— Exercise directions —
Please quote only the lines that start at the one with "Extract all readable text from this page." and go on to the last line of the data, both ends kept.

— Extracted entries —

━━━━━━━━

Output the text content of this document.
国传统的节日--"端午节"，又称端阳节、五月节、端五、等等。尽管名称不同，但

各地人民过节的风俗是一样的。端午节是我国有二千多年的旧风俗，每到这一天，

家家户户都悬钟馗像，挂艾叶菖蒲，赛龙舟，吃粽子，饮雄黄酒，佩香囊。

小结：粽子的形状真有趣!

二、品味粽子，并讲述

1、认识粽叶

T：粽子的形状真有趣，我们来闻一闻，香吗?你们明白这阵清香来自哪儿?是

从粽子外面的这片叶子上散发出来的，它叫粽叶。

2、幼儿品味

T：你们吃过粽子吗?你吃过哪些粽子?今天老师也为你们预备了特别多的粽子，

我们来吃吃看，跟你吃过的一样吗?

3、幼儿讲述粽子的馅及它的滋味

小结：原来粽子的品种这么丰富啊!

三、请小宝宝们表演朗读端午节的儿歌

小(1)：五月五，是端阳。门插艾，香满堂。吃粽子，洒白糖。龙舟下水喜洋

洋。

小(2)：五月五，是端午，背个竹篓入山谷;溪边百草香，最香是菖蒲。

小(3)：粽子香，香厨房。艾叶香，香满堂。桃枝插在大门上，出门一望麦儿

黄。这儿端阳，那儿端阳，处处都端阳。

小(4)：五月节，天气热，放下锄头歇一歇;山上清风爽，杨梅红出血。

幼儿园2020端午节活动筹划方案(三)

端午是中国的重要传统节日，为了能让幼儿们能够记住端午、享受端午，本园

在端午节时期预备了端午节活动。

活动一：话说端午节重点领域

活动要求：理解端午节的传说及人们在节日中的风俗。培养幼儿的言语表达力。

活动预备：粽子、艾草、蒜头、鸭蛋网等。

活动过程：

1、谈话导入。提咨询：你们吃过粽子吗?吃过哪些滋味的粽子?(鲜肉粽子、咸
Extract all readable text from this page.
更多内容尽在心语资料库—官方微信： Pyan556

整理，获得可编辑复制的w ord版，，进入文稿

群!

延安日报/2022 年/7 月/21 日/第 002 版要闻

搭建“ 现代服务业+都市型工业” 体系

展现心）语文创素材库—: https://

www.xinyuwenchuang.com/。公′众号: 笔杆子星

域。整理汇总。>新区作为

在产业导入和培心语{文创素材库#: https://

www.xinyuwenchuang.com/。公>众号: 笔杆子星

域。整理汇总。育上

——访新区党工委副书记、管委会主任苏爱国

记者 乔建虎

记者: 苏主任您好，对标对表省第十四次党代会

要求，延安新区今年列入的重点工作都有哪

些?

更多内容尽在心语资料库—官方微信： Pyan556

━━━━━━━━

— Result for this task —
Extract all readable text from this page.
更多内容尽在心语资料库—官方微信： Pyan556

整理，获得可编辑复制的w ord版，，进入文稿

群!

延安日报/2022 年/7 月/21 日/第 002 版要闻

搭建“ 现代服务业+都市型工业” 体系

展现心）语文创素材库—: https://

www.xinyuwenchuang.com/。公′众号: 笔杆子星

域。整理汇总。>新区作为

在产业导入和培心语{文创素材库#: https://

www.xinyuwenchuang.com/。公>众号: 笔杆子星

域。整理汇总。育上

——访新区党工委副书记、管委会主任苏爱国

记者 乔建虎

记者: 苏主任您好，对标对表省第十四次党代会

要求，延安新区今年列入的重点工作都有哪

些?

更多内容尽在心语资料库—官方微信： Pyan556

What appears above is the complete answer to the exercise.